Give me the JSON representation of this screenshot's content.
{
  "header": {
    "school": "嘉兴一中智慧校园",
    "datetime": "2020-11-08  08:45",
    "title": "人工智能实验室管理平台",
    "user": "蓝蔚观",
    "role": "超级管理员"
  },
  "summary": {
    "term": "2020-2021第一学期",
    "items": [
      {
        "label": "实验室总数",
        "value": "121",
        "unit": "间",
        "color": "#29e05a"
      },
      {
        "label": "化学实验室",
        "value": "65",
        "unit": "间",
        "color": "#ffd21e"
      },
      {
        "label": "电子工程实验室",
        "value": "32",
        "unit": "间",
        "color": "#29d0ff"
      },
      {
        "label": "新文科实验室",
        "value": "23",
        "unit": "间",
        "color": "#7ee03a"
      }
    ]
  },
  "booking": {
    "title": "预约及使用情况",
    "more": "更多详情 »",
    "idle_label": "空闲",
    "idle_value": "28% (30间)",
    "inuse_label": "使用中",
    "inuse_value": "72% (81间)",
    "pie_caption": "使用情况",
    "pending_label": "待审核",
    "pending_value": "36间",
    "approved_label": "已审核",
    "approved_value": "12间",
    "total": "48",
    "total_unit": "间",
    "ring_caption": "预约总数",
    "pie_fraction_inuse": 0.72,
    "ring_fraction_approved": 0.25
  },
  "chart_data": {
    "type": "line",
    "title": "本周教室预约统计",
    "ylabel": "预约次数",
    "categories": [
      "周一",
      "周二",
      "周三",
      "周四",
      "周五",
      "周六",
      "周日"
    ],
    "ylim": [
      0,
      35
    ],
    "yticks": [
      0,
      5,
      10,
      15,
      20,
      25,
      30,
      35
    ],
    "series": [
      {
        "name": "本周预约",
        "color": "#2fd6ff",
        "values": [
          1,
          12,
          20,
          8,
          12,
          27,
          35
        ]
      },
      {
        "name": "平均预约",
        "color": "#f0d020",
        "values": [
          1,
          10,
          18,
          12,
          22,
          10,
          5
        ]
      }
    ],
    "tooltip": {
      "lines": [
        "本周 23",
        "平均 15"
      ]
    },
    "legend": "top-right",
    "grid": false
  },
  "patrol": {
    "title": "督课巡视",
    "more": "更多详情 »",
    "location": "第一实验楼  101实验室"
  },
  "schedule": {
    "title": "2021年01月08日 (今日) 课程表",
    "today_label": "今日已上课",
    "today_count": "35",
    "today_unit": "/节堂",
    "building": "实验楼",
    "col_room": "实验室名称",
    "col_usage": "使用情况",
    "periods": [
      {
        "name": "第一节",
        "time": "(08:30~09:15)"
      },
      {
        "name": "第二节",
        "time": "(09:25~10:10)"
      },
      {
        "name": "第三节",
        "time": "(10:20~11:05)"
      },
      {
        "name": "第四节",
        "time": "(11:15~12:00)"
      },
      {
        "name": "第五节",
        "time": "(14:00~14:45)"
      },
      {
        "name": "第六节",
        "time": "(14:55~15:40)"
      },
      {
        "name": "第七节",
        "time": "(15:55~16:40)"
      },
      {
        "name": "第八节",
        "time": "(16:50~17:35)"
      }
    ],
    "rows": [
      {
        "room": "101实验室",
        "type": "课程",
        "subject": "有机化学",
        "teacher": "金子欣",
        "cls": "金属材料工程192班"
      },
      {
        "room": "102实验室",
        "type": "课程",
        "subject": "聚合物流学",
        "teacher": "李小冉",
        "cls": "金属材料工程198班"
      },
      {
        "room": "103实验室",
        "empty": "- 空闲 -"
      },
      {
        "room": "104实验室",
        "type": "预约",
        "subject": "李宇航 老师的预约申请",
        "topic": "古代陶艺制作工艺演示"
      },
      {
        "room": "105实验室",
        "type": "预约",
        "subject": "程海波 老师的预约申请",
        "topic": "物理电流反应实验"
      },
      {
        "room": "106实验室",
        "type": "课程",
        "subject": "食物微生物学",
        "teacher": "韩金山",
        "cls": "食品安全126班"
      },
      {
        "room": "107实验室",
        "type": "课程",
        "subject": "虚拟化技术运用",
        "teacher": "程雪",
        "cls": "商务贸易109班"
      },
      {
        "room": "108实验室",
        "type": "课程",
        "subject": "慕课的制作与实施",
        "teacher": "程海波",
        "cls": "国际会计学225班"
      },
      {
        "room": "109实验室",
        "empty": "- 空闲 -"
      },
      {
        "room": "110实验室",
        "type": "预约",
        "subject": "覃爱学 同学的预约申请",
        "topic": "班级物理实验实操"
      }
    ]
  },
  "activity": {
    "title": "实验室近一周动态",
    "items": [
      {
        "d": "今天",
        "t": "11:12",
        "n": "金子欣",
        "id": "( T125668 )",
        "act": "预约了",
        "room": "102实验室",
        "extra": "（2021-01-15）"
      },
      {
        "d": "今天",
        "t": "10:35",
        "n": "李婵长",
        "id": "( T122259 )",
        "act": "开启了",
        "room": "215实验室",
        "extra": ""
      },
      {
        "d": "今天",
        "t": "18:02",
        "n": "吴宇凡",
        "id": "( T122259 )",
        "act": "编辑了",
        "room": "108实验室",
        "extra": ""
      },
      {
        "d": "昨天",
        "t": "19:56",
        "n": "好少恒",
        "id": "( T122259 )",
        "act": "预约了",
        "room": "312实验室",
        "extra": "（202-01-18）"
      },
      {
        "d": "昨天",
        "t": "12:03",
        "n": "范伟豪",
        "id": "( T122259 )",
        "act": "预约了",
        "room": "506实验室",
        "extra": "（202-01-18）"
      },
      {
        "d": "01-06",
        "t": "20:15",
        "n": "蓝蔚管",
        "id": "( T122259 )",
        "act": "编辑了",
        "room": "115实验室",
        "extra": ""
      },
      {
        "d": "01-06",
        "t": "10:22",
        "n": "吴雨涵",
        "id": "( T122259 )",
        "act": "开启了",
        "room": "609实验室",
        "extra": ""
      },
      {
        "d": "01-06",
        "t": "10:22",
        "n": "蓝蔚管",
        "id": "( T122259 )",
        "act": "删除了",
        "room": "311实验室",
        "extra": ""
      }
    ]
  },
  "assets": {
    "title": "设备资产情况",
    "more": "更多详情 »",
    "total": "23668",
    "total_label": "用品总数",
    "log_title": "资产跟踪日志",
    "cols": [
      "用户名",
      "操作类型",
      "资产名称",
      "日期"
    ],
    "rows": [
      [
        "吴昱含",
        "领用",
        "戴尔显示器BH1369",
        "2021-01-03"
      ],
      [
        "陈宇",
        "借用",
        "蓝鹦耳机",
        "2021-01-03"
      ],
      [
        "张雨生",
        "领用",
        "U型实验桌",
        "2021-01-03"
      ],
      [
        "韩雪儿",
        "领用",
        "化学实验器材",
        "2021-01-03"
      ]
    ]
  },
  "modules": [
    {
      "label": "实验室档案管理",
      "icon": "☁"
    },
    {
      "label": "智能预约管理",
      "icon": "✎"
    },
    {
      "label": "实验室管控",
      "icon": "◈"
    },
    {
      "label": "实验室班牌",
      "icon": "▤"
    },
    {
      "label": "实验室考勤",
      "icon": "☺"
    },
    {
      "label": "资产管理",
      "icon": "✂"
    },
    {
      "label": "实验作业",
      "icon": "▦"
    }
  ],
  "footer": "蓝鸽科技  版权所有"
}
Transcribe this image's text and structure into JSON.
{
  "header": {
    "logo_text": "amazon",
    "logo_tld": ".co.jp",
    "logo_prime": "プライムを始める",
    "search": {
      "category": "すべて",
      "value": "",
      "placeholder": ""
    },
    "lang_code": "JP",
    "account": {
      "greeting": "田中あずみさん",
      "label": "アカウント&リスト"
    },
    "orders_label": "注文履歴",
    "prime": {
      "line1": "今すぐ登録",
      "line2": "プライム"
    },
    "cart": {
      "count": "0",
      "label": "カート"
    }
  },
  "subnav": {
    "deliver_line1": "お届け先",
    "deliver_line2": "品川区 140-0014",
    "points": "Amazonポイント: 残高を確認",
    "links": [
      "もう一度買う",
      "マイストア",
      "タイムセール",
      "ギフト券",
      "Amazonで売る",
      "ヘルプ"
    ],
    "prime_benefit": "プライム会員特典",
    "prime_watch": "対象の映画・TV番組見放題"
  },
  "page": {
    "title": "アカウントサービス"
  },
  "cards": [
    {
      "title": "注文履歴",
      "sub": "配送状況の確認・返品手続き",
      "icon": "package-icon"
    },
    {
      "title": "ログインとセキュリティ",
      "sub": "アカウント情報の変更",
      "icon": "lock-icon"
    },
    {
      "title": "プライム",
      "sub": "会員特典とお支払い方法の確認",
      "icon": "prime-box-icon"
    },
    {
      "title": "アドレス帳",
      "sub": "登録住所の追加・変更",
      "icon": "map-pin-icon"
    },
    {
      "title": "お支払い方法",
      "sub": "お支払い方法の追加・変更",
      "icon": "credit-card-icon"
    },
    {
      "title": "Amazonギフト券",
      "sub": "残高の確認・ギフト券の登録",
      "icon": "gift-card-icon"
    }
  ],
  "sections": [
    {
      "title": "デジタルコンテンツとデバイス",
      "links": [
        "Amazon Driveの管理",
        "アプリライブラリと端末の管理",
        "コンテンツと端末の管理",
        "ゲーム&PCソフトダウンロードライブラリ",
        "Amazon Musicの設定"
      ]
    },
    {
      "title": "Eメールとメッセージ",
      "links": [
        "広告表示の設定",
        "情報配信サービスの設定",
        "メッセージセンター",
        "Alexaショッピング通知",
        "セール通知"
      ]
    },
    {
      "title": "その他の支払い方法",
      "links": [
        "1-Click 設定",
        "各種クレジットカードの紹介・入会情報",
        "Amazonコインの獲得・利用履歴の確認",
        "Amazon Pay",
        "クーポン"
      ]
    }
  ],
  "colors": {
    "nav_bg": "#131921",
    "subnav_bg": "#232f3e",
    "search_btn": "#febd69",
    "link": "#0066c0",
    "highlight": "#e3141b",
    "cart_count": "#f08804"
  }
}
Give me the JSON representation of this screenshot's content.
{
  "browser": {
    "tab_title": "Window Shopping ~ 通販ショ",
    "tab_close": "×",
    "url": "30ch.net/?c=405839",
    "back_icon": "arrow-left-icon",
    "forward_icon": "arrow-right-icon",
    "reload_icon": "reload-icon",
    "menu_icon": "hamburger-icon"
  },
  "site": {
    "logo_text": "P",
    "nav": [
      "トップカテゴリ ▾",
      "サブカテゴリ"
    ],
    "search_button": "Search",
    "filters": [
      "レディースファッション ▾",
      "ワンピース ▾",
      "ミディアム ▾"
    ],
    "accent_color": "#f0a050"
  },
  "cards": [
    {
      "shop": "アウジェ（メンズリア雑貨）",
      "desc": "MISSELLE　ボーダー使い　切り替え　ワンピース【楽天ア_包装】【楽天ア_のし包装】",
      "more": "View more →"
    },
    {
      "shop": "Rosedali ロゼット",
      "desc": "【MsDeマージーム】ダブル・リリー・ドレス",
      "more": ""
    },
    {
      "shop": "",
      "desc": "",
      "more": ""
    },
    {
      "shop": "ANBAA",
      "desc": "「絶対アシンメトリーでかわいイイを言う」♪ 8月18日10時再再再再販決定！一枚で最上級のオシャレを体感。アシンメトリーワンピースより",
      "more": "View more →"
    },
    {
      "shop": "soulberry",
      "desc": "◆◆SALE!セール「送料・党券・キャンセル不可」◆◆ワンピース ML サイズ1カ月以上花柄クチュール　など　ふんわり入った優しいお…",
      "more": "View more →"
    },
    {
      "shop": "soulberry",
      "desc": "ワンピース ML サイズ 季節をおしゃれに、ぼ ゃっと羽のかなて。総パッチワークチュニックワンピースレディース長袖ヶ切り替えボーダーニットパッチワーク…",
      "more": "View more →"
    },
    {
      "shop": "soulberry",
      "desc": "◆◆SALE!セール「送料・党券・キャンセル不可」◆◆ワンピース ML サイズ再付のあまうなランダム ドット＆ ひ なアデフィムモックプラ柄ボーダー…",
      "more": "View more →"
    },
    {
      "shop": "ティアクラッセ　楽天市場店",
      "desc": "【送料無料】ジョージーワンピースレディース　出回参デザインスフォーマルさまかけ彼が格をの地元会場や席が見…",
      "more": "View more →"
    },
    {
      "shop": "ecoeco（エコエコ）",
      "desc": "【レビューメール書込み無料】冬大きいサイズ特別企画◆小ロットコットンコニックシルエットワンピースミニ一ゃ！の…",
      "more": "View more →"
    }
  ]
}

===

→ **Task to carry out**
Say how many lines above contain the string "name". Answer with the number only.

→ **Result of this task**
10